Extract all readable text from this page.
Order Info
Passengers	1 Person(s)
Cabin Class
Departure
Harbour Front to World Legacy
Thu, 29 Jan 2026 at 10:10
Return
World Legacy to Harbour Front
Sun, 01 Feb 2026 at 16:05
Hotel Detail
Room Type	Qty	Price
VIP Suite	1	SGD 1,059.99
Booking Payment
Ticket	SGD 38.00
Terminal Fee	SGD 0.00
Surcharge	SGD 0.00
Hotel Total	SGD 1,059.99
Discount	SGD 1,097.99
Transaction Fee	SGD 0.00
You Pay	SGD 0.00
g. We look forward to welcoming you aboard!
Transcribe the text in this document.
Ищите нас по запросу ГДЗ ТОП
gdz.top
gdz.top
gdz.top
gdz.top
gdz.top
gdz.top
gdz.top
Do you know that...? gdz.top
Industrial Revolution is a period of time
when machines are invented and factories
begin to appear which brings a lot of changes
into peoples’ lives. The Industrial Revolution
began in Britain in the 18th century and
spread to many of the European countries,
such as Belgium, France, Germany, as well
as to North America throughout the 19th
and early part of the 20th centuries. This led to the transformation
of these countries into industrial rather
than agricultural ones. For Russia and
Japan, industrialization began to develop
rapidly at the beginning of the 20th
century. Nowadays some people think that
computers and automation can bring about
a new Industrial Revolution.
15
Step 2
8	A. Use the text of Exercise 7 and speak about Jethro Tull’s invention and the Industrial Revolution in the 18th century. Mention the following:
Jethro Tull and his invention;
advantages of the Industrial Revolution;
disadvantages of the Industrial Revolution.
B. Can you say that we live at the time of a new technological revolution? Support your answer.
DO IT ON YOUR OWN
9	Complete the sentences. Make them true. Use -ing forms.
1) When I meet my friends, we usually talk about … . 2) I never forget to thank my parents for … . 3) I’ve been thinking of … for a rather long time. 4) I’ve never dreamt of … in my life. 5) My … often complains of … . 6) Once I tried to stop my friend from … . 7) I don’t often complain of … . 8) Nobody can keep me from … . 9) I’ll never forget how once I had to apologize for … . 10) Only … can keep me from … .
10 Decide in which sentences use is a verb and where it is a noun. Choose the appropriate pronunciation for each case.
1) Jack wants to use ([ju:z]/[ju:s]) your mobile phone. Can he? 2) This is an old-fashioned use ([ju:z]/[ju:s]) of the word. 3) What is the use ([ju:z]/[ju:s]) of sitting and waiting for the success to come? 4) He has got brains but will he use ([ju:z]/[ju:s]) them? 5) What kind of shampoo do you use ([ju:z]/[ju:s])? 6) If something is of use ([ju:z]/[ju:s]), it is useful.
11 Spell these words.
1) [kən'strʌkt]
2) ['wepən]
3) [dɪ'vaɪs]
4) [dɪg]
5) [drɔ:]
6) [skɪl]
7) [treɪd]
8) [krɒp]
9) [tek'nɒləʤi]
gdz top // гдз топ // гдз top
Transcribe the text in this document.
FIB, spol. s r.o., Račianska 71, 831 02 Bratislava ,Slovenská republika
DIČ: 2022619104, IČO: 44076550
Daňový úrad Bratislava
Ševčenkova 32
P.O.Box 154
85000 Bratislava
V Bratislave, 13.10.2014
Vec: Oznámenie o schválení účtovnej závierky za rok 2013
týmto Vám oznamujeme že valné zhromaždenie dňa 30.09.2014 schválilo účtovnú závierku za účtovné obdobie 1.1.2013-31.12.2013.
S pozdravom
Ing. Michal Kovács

=======

* _GIVEN PROBLEM_
Copy out each line above, character for character.

* _FINISHED ANSWER_
Extract all readable text from this page.
Order Info
Passengers	1 Person(s)
Cabin Class
Departure
Harbour Front to World Legacy
Thu, 29 Jan 2026 at 10:10
Return
World Legacy to Harbour Front
Sun, 01 Feb 2026 at 16:05
Hotel Detail
Room Type	Qty	Price
VIP Suite	1	SGD 1,059.99
Booking Payment
Ticket	SGD 38.00
Terminal Fee	SGD 0.00
Surcharge	SGD 0.00
Hotel Total	SGD 1,059.99
Discount	SGD 1,097.99
Transaction Fee	SGD 0.00
You Pay	SGD 0.00
g. We look forward to welcoming you aboard!
Transcribe the text in this document.
Ищите нас по запросу ГДЗ ТОП
gdz.top
gdz.top
gdz.top
gdz.top
gdz.top
gdz.top
gdz.top
Do you know that...? gdz.top
Industrial Revolution is a period of time
when machines are invented and factories
begin to appear which brings a lot of changes
into peoples’ lives. The Industrial Revolution
began in Britain in the 18th century and
spread to many of the European countries,
such as Belgium, France, Germany, as well
as to North America throughout the 19th
and early part of the 20th centuries. This led to the transformation
of these countries into industrial rather
than agricultural ones. For Russia and
Japan, industrialization began to develop
rapidly at the beginning of the 20th
century. Nowadays some people think that
computers and automation can bring about
a new Industrial Revolution.
15
Step 2
8	A. Use the text of Exercise 7 and speak about Jethro Tull’s invention and the Industrial Revolution in the 18th century. Mention the following:
Jethro Tull and his invention;
advantages of the Industrial Revolution;
disadvantages of the Industrial Revolution.
B. Can you say that we live at the time of a new technological revolution? Support your answer.
DO IT ON YOUR OWN
9	Complete the sentences. Make them true. Use -ing forms.
1) When I meet my friends, we usually talk about … . 2) I never forget to thank my parents for … . 3) I’ve been thinking of … for a rather long time. 4) I’ve never dreamt of … in my life. 5) My … often complains of … . 6) Once I tried to stop my friend from … . 7) I don’t often complain of … . 8) Nobody can keep me from … . 9) I’ll never forget how once I had to apologize for … . 10) Only … can keep me from … .
10 Decide in which sentences use is a verb and where it is a noun. Choose the appropriate pronunciation for each case.
1) Jack wants to use ([ju:z]/[ju:s]) your mobile phone. Can he? 2) This is an old-fashioned use ([ju:z]/[ju:s]) of the word. 3) What is the use ([ju:z]/[ju:s]) of sitting and waiting for the success to come? 4) He has got brains but will he use ([ju:z]/[ju:s]) them? 5) What kind of shampoo do you use ([ju:z]/[ju:s])? 6) If something is of use ([ju:z]/[ju:s]), it is useful.
11 Spell these words.
1) [kən'strʌkt]
2) ['wepən]
3) [dɪ'vaɪs]
4) [dɪg]
5) [drɔ:]
6) [skɪl]
7) [treɪd]
8) [krɒp]
9) [tek'nɒləʤi]
gdz top // гдз топ // гдз top
Transcribe the text in this document.
FIB, spol. s r.o., Račianska 71, 831 02 Bratislava ,Slovenská republika
DIČ: 2022619104, IČO: 44076550
Daňový úrad Bratislava
Ševčenkova 32
P.O.Box 154
85000 Bratislava
V Bratislave, 13.10.2014
Vec: Oznámenie o schválení účtovnej závierky za rok 2013
týmto Vám oznamujeme že valné zhromaždenie dňa 30.09.2014 schválilo účtovnú závierku za účtovné obdobie 1.1.2013-31.12.2013.
S pozdravom
Ing. Michal Kovács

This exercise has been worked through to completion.